** Required task **
Gather, from the listing beneath this task, every line holding the string "espira".

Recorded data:
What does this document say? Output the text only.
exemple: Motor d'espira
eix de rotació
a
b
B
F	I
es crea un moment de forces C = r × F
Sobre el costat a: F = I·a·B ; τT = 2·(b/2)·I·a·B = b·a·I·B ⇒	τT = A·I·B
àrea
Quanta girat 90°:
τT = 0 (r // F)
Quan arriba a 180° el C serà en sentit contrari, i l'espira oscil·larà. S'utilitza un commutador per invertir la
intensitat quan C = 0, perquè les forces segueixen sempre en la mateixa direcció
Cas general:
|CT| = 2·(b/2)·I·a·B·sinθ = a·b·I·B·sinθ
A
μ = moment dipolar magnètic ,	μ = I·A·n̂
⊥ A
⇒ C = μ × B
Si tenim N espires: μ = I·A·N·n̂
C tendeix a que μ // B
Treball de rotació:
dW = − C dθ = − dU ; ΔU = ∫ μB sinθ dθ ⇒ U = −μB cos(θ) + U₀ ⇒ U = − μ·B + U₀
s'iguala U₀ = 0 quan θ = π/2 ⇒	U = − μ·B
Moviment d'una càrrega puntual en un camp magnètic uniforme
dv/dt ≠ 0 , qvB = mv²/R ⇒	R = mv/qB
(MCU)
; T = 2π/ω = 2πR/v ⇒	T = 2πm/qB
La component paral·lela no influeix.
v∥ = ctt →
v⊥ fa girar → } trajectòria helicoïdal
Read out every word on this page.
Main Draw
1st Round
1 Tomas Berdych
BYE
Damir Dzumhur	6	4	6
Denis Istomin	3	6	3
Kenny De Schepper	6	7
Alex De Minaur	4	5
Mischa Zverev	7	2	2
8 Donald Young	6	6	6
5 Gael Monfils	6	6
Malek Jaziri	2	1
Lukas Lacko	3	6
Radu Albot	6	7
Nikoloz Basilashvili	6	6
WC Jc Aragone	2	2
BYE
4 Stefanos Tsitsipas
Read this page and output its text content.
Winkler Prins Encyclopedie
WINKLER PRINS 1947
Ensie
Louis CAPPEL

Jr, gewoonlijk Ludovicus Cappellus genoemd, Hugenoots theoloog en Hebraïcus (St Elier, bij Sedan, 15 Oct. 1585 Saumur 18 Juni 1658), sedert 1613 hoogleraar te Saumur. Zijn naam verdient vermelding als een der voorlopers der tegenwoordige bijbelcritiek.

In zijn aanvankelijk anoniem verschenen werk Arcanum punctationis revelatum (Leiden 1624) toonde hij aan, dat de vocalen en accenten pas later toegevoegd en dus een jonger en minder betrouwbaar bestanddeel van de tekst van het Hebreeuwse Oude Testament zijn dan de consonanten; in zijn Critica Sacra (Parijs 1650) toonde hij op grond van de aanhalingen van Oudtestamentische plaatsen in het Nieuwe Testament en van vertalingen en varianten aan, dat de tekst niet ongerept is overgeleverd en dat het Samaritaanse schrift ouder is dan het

** Solved exercise **
exemple: Motor d'espira
Quan arriba a 180° el C serà en sentit contrari, i l'espira oscil·larà. S'utilitza un commutador per invertir la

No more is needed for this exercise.